# YOUR GOAL
Copy out every line containing the word "Lampiran".

>>>>

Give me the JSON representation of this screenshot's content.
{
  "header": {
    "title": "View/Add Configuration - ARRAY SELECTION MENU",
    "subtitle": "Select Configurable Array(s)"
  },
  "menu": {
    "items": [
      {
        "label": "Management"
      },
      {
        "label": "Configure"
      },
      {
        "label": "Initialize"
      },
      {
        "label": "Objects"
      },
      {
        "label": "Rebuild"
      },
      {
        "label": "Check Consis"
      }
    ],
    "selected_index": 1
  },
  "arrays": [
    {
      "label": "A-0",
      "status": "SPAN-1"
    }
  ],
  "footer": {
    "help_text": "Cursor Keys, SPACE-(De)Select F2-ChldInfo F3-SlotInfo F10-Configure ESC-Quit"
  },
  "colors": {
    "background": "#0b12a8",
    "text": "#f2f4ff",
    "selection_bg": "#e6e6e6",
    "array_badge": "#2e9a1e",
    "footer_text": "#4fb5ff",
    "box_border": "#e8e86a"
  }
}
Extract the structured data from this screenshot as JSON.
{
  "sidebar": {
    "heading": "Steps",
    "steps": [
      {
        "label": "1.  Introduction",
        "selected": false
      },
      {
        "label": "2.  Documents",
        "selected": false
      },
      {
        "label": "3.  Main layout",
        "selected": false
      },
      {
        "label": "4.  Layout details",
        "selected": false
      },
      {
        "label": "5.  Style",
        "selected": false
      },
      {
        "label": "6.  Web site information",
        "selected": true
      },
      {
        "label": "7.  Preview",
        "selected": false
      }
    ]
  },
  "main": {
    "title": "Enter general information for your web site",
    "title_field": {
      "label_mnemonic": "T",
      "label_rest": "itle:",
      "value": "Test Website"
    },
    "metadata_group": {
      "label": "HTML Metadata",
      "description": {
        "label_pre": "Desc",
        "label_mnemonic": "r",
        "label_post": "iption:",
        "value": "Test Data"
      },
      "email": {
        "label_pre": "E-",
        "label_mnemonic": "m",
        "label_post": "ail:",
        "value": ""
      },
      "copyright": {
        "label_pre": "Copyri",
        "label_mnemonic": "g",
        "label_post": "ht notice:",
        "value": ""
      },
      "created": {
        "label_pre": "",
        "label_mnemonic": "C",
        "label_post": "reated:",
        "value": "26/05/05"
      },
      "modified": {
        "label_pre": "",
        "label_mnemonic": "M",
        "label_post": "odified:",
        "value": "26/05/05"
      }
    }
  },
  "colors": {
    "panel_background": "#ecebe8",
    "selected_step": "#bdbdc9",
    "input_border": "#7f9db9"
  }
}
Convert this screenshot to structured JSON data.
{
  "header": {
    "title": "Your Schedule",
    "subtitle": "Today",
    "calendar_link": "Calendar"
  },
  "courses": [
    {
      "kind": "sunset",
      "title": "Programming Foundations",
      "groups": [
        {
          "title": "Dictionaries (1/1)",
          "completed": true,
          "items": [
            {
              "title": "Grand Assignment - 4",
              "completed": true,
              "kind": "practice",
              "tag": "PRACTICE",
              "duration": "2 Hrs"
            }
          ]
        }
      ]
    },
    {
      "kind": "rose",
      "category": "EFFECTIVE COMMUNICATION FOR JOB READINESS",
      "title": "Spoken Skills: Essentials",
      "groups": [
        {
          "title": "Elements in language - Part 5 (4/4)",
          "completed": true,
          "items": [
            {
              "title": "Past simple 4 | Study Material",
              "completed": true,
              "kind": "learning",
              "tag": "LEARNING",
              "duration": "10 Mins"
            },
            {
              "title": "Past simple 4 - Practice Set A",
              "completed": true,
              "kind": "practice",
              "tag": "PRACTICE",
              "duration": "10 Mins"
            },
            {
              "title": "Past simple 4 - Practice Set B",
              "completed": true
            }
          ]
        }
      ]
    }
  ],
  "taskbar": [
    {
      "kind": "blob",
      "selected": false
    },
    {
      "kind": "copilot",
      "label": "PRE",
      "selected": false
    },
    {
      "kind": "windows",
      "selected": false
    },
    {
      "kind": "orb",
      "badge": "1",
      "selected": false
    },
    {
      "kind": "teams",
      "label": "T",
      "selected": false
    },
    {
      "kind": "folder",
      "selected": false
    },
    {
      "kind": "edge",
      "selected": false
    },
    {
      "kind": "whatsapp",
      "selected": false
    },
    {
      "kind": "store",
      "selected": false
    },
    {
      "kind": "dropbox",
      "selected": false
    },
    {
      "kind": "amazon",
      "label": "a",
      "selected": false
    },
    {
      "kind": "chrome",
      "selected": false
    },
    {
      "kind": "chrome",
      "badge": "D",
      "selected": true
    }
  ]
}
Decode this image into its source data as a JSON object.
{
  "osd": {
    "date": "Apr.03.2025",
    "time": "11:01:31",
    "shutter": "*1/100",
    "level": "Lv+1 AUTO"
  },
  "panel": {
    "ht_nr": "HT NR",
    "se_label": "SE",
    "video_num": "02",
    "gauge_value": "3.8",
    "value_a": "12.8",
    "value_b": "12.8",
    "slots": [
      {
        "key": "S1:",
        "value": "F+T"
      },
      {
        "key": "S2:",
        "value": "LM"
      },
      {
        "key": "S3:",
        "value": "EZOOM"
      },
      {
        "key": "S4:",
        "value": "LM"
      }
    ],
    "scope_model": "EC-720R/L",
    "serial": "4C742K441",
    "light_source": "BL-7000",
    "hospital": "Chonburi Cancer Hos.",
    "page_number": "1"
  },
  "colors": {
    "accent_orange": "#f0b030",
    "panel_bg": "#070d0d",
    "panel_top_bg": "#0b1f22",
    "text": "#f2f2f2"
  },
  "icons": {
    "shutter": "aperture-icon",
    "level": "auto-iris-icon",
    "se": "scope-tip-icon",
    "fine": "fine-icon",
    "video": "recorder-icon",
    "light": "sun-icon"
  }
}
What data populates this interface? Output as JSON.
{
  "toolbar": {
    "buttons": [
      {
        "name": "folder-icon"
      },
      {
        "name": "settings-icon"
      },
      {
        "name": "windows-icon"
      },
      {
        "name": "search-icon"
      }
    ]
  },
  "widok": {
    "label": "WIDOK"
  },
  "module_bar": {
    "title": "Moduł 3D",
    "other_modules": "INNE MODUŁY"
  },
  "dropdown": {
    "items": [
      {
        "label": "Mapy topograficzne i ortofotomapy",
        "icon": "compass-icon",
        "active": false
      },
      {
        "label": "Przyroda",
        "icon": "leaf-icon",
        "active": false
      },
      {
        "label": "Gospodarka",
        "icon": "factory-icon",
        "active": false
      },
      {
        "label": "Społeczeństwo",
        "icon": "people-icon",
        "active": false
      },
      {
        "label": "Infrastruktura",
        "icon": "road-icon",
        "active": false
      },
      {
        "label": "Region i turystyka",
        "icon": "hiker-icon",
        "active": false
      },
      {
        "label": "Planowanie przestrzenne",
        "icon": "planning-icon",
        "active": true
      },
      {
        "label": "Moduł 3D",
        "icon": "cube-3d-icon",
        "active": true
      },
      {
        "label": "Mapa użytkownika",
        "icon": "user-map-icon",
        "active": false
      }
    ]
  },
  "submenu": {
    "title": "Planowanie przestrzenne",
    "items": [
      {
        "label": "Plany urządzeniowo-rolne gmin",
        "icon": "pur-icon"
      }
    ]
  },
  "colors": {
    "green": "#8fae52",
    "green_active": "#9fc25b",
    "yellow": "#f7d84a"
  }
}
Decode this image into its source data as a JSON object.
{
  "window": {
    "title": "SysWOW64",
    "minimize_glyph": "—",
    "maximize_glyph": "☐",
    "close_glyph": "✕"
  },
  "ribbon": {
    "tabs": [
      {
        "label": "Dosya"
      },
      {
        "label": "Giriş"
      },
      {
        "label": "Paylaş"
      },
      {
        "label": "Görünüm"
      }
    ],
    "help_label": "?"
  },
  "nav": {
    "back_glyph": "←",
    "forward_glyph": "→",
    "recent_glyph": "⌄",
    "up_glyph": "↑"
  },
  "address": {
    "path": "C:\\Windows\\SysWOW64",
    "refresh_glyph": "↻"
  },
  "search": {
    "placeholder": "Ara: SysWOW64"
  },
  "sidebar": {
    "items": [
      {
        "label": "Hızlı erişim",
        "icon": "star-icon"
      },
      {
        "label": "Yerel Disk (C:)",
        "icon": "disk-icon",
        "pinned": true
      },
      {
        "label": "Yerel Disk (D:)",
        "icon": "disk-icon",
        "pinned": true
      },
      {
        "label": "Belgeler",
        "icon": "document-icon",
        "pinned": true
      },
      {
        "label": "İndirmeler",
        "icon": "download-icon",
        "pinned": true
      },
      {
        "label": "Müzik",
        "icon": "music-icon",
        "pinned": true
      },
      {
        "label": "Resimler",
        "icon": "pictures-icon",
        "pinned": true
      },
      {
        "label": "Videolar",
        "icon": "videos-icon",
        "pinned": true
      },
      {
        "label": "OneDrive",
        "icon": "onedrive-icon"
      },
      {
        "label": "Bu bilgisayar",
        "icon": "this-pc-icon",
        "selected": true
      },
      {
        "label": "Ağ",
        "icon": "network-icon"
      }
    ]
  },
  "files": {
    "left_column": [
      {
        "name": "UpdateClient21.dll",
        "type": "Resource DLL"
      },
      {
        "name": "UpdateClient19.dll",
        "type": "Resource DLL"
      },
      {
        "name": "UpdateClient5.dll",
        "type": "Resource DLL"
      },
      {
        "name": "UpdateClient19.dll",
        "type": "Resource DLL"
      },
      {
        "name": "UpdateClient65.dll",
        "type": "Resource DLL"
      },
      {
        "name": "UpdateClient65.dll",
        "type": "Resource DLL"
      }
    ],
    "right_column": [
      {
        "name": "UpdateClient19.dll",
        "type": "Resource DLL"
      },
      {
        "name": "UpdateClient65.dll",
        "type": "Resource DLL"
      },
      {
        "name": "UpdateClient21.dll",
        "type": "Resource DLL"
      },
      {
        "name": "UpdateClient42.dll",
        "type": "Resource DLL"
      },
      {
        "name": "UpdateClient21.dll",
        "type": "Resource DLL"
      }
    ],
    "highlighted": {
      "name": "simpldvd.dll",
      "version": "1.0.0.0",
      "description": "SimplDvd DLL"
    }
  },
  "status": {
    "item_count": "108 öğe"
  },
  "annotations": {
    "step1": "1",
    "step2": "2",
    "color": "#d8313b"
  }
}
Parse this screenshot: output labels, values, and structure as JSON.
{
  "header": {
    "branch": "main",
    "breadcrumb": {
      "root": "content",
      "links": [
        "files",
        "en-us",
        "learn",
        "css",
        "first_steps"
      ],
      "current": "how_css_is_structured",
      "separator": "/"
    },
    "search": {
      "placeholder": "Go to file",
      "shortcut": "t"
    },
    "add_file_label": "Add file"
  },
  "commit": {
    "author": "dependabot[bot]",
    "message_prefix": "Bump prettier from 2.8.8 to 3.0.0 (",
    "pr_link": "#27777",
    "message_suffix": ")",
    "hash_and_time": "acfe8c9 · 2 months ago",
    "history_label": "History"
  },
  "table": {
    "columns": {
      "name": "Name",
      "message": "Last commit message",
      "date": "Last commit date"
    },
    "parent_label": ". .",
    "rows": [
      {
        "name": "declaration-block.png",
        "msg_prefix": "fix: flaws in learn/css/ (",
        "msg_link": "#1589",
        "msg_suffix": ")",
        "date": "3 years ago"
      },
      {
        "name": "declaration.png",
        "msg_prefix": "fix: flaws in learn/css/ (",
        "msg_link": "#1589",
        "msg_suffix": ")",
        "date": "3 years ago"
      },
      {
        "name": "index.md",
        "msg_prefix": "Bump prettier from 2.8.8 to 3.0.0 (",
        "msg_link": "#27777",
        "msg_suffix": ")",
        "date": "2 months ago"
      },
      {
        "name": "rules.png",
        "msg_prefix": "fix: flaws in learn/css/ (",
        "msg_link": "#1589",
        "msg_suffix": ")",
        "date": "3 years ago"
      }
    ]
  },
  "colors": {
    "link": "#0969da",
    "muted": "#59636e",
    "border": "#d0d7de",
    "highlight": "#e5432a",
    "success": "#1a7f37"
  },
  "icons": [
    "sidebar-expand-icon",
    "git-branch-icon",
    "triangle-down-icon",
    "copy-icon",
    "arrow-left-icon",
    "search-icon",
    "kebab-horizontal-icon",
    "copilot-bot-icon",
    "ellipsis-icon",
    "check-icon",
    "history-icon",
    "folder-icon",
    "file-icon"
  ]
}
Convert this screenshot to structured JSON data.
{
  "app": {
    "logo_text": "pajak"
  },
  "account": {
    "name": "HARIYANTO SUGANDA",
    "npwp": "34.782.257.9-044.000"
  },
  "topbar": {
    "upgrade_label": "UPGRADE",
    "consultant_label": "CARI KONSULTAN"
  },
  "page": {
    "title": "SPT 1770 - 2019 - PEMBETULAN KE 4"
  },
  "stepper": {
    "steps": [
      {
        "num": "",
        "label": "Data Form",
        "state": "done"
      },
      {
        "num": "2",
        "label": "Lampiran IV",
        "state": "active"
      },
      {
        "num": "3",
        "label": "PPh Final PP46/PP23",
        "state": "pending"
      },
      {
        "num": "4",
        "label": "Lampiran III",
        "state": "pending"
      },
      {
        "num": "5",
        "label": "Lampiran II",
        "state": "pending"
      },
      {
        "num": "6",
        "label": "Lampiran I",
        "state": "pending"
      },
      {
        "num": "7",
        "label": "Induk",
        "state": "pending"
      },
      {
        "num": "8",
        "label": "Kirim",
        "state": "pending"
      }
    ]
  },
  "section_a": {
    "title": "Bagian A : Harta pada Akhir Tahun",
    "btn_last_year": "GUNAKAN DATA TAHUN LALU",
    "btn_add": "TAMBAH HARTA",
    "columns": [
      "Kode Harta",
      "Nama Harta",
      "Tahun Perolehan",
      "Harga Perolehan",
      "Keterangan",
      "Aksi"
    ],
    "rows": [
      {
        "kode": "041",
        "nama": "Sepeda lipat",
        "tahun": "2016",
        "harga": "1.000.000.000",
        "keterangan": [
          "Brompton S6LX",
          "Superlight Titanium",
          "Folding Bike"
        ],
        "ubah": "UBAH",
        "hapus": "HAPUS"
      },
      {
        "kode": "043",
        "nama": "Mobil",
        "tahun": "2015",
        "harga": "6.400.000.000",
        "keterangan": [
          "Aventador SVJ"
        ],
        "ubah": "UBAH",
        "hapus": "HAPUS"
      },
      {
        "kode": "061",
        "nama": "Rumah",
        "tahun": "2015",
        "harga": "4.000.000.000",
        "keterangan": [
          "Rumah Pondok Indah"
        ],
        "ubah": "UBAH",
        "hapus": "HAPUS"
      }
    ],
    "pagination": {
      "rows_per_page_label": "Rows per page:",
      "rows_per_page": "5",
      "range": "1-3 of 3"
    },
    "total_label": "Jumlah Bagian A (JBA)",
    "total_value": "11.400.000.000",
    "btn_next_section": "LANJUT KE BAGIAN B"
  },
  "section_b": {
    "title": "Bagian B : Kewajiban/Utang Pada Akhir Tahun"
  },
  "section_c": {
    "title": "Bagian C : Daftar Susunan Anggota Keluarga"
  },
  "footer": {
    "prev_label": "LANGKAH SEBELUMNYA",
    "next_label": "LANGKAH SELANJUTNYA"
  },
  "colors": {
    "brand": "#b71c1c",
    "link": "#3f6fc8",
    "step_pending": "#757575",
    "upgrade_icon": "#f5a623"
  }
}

<<<<

# TASK RESULT
        "label": "Lampiran IV",
        "label": "Lampiran III",
        "label": "Lampiran II",
        "label": "Lampiran I",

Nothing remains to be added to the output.